Written problem = Reproduce each line of the material precisely.

Stored items
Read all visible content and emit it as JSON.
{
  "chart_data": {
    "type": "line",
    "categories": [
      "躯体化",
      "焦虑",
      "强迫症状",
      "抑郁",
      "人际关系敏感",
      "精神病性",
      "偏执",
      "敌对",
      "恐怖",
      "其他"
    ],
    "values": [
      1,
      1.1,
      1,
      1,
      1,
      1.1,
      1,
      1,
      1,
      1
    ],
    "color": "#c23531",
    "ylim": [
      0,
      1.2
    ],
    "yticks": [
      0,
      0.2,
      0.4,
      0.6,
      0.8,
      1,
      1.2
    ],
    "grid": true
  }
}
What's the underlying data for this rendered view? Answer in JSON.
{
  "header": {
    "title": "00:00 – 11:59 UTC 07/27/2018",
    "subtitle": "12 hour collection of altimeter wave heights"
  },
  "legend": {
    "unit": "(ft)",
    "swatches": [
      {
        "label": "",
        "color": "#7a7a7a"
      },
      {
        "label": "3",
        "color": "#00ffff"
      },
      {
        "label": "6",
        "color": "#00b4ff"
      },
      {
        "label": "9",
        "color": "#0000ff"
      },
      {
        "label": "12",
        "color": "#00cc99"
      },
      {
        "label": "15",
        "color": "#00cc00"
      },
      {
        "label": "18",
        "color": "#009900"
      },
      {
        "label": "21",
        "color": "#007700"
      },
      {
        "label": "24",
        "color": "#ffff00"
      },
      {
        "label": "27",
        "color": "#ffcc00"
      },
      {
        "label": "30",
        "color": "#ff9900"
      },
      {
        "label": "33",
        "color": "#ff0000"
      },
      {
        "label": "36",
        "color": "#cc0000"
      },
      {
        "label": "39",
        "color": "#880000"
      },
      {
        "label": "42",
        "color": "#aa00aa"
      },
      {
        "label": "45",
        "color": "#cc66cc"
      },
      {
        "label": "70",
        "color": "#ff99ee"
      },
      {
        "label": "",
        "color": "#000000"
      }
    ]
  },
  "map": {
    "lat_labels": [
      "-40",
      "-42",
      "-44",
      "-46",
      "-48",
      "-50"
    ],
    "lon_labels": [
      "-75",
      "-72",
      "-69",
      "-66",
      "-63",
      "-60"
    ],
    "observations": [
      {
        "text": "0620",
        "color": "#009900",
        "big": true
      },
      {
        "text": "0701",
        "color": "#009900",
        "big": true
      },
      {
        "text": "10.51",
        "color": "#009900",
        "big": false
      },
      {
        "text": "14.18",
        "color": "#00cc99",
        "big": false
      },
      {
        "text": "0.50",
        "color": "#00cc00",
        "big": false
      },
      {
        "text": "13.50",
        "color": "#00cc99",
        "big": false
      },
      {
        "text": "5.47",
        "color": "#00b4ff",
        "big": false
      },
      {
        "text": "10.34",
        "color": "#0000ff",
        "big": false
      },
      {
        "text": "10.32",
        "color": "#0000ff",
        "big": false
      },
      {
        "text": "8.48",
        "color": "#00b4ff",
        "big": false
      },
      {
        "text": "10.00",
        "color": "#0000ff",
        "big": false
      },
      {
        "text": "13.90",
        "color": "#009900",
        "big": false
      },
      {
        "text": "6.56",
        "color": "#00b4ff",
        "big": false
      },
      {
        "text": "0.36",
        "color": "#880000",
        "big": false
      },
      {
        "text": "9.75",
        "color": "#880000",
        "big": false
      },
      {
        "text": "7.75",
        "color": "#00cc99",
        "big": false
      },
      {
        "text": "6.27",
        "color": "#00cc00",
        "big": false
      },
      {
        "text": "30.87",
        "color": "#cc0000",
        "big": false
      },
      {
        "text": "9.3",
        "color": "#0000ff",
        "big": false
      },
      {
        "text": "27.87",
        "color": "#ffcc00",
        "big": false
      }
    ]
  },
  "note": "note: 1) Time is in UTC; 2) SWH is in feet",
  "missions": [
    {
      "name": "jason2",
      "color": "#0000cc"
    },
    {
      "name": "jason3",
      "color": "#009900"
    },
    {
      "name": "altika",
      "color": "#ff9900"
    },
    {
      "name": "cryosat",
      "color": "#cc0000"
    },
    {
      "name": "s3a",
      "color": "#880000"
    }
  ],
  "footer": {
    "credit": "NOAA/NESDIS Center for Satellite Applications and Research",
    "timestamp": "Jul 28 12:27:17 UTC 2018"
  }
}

Correct result =
Read all visible content and emit it as JSON.
{
  "chart_data": {
    "type": "line",
    "categories": [
      "躯体化",
      "焦虑",
      "强迫症状",
      "抑郁",
      "人际关系敏感",
      "精神病性",
      "偏执",
      "敌对",
      "恐怖",
      "其他"
    ],
    "values": [
      1,
      1.1,
      1,
      1,
      1,
      1.1,
      1,
      1,
      1,
      1
    ],
    "color": "#c23531",
    "ylim": [
      0,
      1.2
    ],
    "yticks": [
      0,
      0.2,
      0.4,
      0.6,
      0.8,
      1,
      1.2
    ],
    "grid": true
  }
}
What's the underlying data for this rendered view? Answer in JSON.
{
  "header": {
    "title": "00:00 – 11:59 UTC 07/27/2018",
    "subtitle": "12 hour collection of altimeter wave heights"
  },
  "legend": {
    "unit": "(ft)",
    "swatches": [
      {
        "label": "",
        "color": "#7a7a7a"
      },
      {
        "label": "3",
        "color": "#00ffff"
      },
      {
        "label": "6",
        "color": "#00b4ff"
      },
      {
        "label": "9",
        "color": "#0000ff"
      },
      {
        "label": "12",
        "color": "#00cc99"
      },
      {
        "label": "15",
        "color": "#00cc00"
      },
      {
        "label": "18",
        "color": "#009900"
      },
      {
        "label": "21",
        "color": "#007700"
      },
      {
        "label": "24",
        "color": "#ffff00"
      },
      {
        "label": "27",
        "color": "#ffcc00"
      },
      {
        "label": "30",
        "color": "#ff9900"
      },
      {
        "label": "33",
        "color": "#ff0000"
      },
      {
        "label": "36",
        "color": "#cc0000"
      },
      {
        "label": "39",
        "color": "#880000"
      },
      {
        "label": "42",
        "color": "#aa00aa"
      },
      {
        "label": "45",
        "color": "#cc66cc"
      },
      {
        "label": "70",
        "color": "#ff99ee"
      },
      {
        "label": "",
        "color": "#000000"
      }
    ]
  },
  "map": {
    "lat_labels": [
      "-40",
      "-42",
      "-44",
      "-46",
      "-48",
      "-50"
    ],
    "lon_labels": [
      "-75",
      "-72",
      "-69",
      "-66",
      "-63",
      "-60"
    ],
    "observations": [
      {
        "text": "0620",
        "color": "#009900",
        "big": true
      },
      {
        "text": "0701",
        "color": "#009900",
        "big": true
      },
      {
        "text": "10.51",
        "color": "#009900",
        "big": false
      },
      {
        "text": "14.18",
        "color": "#00cc99",
        "big": false
      },
      {
        "text": "0.50",
        "color": "#00cc00",
        "big": false
      },
      {
        "text": "13.50",
        "color": "#00cc99",
        "big": false
      },
      {
        "text": "5.47",
        "color": "#00b4ff",
        "big": false
      },
      {
        "text": "10.34",
        "color": "#0000ff",
        "big": false
      },
      {
        "text": "10.32",
        "color": "#0000ff",
        "big": false
      },
      {
        "text": "8.48",
        "color": "#00b4ff",
        "big": false
      },
      {
        "text": "10.00",
        "color": "#0000ff",
        "big": false
      },
      {
        "text": "13.90",
        "color": "#009900",
        "big": false
      },
      {
        "text": "6.56",
        "color": "#00b4ff",
        "big": false
      },
      {
        "text": "0.36",
        "color": "#880000",
        "big": false
      },
      {
        "text": "9.75",
        "color": "#880000",
        "big": false
      },
      {
        "text": "7.75",
        "color": "#00cc99",
        "big": false
      },
      {
        "text": "6.27",
        "color": "#00cc00",
        "big": false
      },
      {
        "text": "30.87",
        "color": "#cc0000",
        "big": false
      },
      {
        "text": "9.3",
        "color": "#0000ff",
        "big": false
      },
      {
        "text": "27.87",
        "color": "#ffcc00",
        "big": false
      }
    ]
  },
  "note": "note: 1) Time is in UTC; 2) SWH is in feet",
  "missions": [
    {
      "name": "jason2",
      "color": "#0000cc"
    },
    {
      "name": "jason3",
      "color": "#009900"
    },
    {
      "name": "altika",
      "color": "#ff9900"
    },
    {
      "name": "cryosat",
      "color": "#cc0000"
    },
    {
      "name": "s3a",
      "color": "#880000"
    }
  ],
  "footer": {
    "credit": "NOAA/NESDIS Center for Satellite Applications and Research",
    "timestamp": "Jul 28 12:27:17 UTC 2018"
  }
}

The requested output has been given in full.